- _Saved data entries_
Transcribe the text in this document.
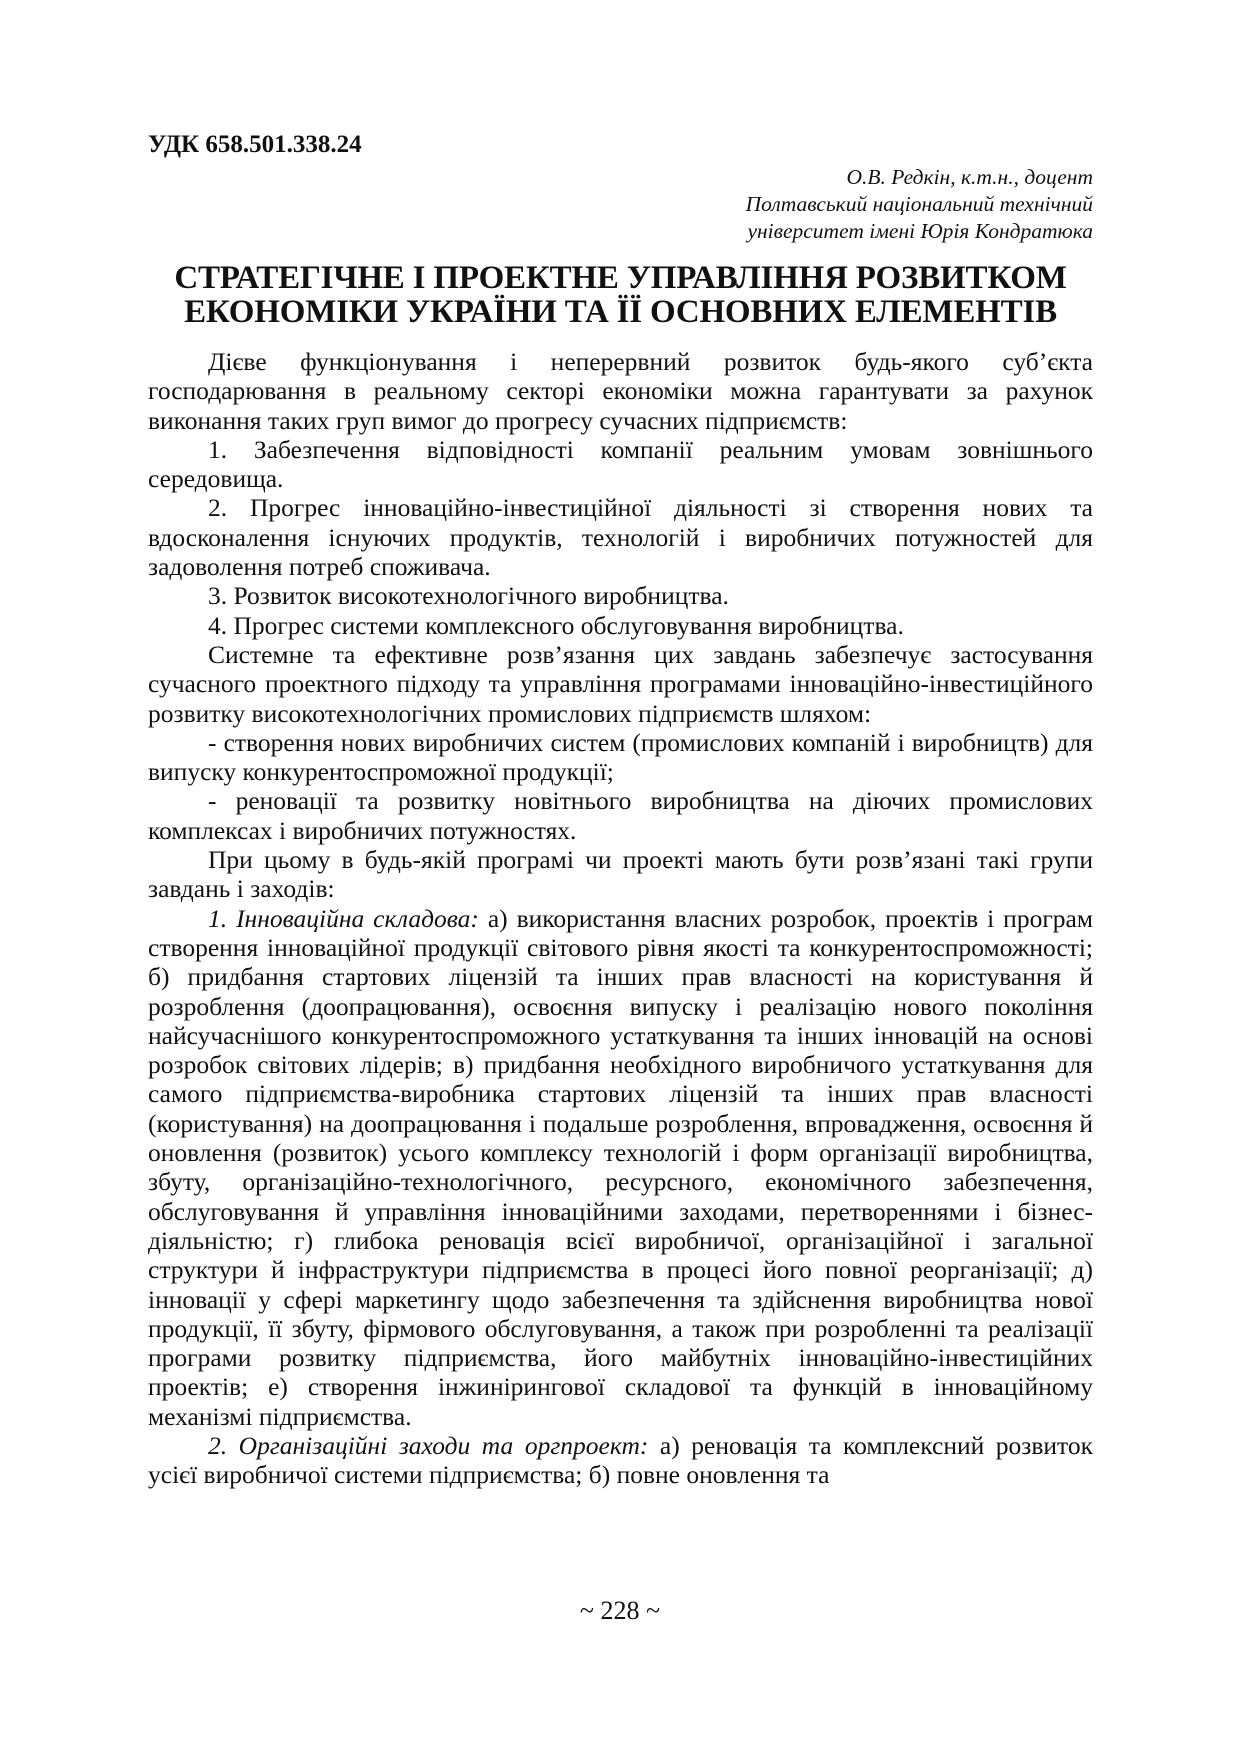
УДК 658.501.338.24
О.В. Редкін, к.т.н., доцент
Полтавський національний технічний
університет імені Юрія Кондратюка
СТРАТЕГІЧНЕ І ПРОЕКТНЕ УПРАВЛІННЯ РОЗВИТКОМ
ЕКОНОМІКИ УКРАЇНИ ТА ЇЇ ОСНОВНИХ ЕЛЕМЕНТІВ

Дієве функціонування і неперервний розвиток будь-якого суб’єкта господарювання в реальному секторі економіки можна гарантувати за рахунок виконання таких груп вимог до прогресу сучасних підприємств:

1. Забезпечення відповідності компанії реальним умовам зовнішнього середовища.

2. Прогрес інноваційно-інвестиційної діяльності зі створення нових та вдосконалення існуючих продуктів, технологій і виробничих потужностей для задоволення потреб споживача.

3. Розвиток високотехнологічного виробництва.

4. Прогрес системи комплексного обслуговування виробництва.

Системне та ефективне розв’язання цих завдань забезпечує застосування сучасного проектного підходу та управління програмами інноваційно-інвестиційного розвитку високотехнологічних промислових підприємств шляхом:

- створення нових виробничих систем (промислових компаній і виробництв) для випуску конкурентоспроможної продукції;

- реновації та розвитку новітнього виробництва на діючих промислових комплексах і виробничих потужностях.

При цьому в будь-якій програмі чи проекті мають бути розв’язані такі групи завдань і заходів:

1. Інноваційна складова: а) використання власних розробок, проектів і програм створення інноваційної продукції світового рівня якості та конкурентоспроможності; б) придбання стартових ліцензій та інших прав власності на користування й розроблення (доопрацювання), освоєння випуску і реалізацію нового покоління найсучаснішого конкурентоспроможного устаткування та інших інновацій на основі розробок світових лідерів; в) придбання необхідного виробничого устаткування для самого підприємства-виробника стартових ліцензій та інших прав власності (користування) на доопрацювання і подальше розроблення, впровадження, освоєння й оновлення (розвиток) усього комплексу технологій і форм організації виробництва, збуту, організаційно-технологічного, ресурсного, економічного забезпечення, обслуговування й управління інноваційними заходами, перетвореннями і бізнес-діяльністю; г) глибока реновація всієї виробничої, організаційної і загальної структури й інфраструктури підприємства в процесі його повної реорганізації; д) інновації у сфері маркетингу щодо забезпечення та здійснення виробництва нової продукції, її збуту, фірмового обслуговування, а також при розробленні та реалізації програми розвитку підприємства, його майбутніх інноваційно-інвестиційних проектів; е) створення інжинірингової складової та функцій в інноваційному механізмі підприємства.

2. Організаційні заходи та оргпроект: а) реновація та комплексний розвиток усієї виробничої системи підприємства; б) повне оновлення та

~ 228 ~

...

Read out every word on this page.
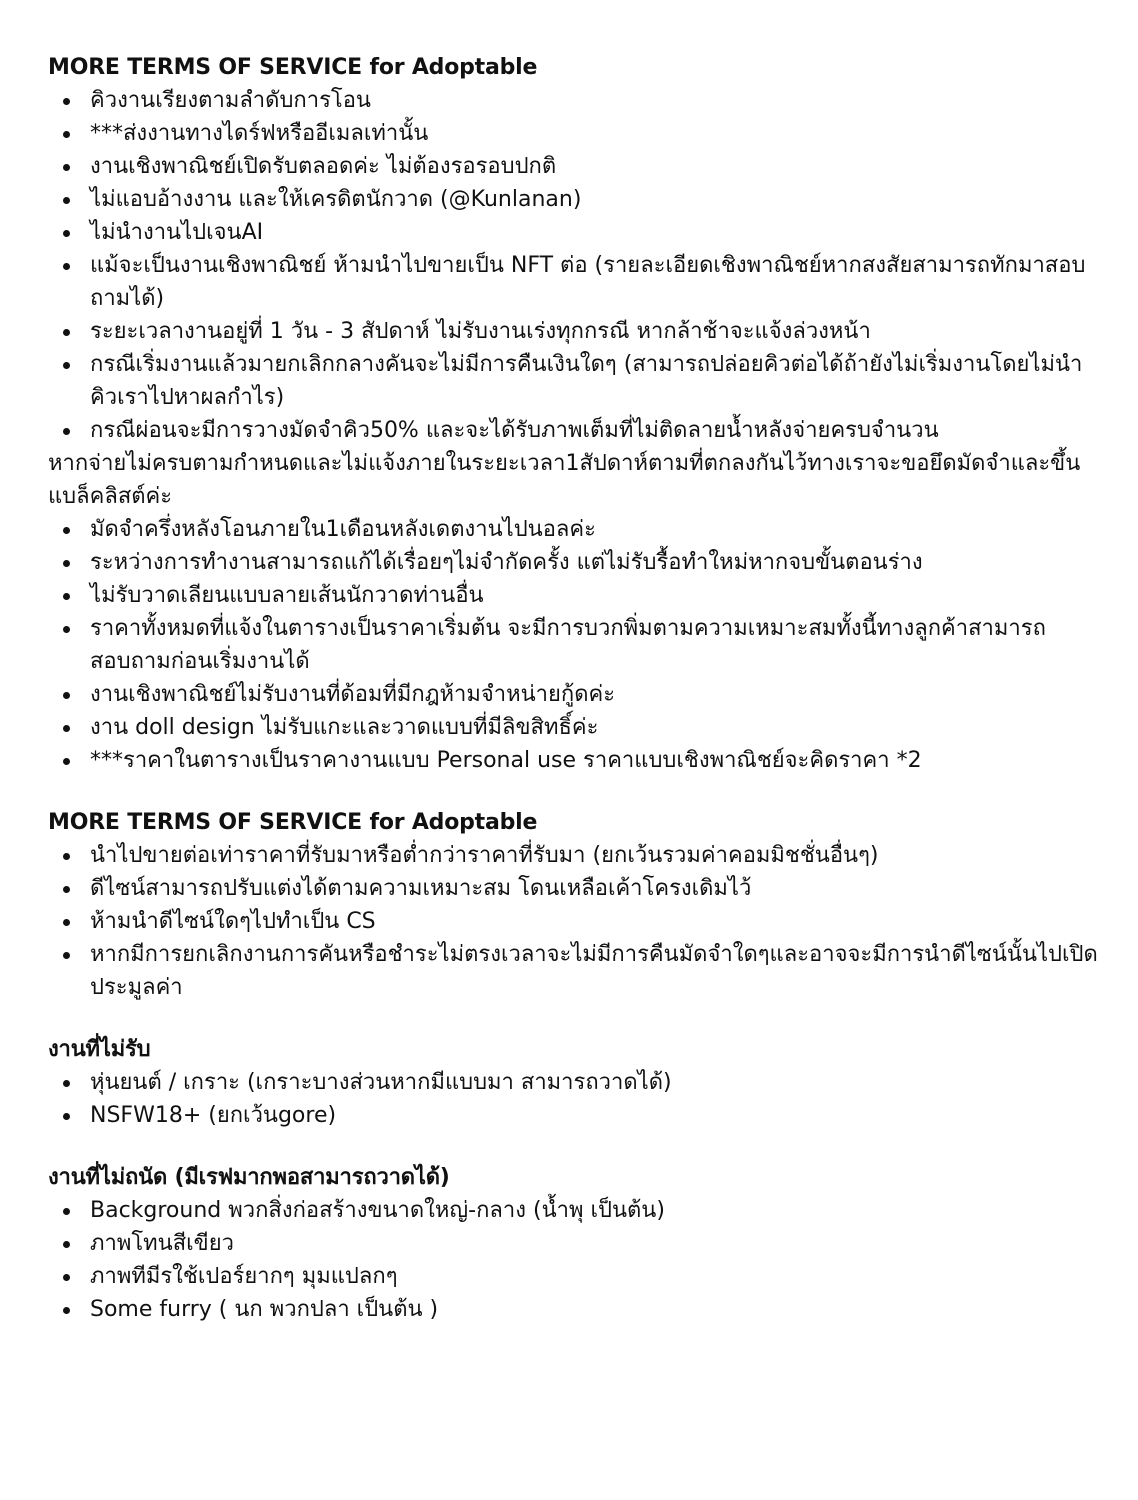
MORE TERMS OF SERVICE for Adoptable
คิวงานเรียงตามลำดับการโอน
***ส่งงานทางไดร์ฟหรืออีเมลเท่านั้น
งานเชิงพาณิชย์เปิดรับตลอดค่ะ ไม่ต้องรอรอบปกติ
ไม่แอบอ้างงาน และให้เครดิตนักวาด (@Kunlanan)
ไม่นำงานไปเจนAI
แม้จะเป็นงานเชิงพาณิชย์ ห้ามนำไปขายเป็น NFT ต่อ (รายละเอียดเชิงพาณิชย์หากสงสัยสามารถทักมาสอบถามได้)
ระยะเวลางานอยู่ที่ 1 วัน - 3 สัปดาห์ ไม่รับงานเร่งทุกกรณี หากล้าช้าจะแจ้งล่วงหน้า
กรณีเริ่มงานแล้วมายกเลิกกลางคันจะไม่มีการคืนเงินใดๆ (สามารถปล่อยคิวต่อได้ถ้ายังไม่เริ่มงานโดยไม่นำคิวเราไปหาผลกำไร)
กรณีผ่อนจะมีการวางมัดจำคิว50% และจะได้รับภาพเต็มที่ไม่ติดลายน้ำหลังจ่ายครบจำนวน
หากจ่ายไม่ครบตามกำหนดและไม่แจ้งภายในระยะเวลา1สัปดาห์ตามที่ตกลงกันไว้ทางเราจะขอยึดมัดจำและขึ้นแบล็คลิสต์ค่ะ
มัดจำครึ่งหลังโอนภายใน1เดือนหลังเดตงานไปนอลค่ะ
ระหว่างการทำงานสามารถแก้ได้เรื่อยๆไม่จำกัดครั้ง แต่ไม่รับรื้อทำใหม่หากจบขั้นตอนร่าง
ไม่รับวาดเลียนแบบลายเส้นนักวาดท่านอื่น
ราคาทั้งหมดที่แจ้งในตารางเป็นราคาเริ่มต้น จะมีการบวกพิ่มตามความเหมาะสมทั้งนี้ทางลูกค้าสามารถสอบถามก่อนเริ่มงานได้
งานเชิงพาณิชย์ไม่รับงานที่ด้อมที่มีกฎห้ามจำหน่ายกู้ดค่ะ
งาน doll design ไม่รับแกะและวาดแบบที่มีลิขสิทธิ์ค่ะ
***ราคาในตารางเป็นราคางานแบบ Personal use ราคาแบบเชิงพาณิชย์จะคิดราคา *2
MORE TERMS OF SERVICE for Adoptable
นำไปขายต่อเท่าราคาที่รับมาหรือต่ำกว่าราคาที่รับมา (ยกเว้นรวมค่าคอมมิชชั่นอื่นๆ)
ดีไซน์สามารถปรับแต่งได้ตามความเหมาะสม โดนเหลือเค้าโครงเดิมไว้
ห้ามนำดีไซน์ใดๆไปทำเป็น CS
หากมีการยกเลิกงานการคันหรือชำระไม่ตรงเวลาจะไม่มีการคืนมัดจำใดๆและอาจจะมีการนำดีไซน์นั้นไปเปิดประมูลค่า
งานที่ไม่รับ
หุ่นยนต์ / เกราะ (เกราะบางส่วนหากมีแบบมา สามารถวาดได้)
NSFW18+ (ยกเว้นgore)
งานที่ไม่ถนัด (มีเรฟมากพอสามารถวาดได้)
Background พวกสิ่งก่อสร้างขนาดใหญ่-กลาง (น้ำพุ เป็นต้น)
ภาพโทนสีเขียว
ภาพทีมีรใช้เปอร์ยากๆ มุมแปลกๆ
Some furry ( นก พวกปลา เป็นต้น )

- _STATED GOAL_
Using the listing, collect all lines in which the string "this" is found.

- _THE RESULT_
Transcribe the text in this document.
Read out every word on this page.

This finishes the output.